======== SUPPLIED ENTRIES

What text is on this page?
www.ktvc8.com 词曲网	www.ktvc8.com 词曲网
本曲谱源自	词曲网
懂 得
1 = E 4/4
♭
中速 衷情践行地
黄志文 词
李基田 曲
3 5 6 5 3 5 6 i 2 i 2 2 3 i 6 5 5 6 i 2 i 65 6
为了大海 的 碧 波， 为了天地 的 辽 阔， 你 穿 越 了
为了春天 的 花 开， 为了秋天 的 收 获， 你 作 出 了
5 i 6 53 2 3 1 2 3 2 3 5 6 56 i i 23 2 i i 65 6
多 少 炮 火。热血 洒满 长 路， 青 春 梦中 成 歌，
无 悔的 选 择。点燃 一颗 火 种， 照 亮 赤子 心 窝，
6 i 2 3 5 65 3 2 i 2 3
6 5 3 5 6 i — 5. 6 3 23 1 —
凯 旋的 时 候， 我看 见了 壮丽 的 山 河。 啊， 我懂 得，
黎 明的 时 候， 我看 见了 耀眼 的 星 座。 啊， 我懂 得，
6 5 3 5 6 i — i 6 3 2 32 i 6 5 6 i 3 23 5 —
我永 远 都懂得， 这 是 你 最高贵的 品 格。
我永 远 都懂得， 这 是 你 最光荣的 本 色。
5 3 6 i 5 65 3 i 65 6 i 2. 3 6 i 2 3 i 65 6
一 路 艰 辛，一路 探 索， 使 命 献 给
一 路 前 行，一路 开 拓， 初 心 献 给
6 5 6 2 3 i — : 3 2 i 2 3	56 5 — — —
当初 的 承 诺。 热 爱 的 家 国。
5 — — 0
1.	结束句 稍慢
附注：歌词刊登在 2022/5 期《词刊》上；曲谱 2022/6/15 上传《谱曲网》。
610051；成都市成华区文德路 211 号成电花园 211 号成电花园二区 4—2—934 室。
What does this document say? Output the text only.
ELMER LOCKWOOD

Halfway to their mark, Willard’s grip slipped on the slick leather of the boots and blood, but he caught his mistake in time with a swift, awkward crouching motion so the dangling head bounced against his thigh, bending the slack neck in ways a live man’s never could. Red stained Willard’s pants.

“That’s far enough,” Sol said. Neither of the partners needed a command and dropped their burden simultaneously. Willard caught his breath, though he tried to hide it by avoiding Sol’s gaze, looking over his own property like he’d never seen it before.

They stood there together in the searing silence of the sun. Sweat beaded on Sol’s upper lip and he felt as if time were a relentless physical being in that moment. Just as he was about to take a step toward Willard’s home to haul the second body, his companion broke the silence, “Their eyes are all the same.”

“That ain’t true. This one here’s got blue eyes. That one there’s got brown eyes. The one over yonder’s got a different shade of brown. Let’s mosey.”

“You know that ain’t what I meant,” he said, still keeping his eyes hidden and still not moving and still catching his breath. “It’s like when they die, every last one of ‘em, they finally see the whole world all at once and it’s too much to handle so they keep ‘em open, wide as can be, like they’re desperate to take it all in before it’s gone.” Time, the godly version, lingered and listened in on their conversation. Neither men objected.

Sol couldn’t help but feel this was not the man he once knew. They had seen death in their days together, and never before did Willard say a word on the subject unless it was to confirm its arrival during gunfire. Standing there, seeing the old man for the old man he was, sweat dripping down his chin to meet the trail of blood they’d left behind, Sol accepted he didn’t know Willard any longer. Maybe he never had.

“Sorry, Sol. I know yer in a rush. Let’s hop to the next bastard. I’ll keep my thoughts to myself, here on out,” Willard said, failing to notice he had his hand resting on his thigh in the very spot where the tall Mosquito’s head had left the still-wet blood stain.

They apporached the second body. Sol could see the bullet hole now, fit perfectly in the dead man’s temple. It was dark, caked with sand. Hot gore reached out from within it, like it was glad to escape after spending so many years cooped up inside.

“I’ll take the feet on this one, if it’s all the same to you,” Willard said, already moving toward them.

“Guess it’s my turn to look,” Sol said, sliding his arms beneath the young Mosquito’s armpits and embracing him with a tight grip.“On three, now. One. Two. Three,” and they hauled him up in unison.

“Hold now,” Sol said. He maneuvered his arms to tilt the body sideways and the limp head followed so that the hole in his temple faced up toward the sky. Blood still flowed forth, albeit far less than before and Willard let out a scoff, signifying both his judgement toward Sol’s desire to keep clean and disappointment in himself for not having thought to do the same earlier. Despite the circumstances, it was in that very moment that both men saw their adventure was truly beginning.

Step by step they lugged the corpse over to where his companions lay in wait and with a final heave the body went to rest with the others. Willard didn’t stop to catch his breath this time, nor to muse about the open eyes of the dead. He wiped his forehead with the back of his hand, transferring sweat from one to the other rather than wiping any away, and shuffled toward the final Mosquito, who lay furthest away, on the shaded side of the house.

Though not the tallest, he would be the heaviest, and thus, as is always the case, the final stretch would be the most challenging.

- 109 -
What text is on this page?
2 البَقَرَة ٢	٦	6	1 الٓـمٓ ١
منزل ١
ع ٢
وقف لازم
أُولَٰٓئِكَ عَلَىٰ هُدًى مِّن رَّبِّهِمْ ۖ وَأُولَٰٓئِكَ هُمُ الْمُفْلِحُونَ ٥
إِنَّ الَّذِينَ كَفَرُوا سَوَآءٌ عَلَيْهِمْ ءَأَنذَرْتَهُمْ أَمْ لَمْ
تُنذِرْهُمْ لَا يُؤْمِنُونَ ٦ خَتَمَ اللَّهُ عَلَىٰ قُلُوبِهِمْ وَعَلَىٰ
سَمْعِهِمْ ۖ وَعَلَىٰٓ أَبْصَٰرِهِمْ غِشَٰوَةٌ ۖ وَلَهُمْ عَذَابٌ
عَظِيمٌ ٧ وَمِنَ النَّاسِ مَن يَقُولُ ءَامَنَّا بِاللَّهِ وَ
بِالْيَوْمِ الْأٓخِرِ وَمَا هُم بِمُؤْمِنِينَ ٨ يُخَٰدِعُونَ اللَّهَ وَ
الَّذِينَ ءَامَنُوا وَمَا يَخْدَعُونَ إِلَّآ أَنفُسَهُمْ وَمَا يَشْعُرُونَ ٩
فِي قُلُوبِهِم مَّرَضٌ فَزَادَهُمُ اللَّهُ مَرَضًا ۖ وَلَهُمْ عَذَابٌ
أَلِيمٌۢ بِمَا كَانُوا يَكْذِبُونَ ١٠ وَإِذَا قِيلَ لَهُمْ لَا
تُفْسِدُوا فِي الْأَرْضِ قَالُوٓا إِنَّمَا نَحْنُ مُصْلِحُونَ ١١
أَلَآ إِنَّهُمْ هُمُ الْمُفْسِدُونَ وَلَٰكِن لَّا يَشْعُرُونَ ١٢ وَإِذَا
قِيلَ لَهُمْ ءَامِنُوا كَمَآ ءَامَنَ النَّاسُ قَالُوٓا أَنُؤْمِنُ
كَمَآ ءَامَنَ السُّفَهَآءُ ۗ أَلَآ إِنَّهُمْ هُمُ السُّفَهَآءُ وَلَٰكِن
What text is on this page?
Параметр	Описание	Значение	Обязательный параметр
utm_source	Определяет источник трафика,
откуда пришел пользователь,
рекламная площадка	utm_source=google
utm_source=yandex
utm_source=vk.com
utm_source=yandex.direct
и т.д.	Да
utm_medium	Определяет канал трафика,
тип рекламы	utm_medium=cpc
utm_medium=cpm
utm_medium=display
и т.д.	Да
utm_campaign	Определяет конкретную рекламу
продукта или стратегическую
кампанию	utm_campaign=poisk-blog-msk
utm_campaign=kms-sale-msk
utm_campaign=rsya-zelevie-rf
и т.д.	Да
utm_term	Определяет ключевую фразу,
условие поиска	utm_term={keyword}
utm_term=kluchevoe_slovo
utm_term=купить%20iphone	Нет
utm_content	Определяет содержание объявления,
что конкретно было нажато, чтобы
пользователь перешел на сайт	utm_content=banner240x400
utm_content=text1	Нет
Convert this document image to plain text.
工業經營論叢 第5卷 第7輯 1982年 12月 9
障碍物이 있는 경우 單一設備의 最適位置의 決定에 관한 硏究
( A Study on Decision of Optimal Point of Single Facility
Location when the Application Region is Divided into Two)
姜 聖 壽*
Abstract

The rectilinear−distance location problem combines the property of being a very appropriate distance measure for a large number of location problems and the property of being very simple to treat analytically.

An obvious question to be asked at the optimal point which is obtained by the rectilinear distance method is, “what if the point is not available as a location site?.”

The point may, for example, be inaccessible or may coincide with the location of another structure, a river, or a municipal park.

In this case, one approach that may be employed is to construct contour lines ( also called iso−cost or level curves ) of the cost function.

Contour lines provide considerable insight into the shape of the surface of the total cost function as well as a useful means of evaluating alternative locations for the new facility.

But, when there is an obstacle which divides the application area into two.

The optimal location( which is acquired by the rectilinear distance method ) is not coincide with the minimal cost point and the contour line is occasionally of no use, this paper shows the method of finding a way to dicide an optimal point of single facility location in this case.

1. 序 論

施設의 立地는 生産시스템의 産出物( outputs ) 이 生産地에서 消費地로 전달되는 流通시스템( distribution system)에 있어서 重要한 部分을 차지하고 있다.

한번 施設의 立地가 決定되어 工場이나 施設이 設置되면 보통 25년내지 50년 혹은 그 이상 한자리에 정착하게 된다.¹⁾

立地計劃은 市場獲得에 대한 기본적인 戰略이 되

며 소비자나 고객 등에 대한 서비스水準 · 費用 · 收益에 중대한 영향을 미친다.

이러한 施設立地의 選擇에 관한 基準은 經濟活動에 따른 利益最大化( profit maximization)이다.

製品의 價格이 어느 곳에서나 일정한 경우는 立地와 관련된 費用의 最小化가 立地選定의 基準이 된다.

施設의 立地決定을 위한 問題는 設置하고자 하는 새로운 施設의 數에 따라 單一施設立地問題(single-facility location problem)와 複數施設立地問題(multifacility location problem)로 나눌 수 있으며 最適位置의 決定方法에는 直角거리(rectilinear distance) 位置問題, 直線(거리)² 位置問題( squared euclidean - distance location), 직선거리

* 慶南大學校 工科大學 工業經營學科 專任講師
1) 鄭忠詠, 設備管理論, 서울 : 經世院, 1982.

================

__TASK PROMPT__. Go through the listing above and list every line that has the word "最適位置의".

__SOLUTION TO THIS EXERCISE__.
障碍物이 있는 경우 單一設備의 最適位置의 決定에 관한 硏究
施設의 立地決定을 위한 問題는 設置하고자 하는 새로운 施設의 數에 따라 單一施設立地問題(single-facility location problem)와 複數施設立地問題(multifacility location problem)로 나눌 수 있으며 最適位置의 決定方法에는 直角거리(rectilinear distance) 位置問題, 直線(거리)² 位置問題( squared euclidean - distance location), 직선거리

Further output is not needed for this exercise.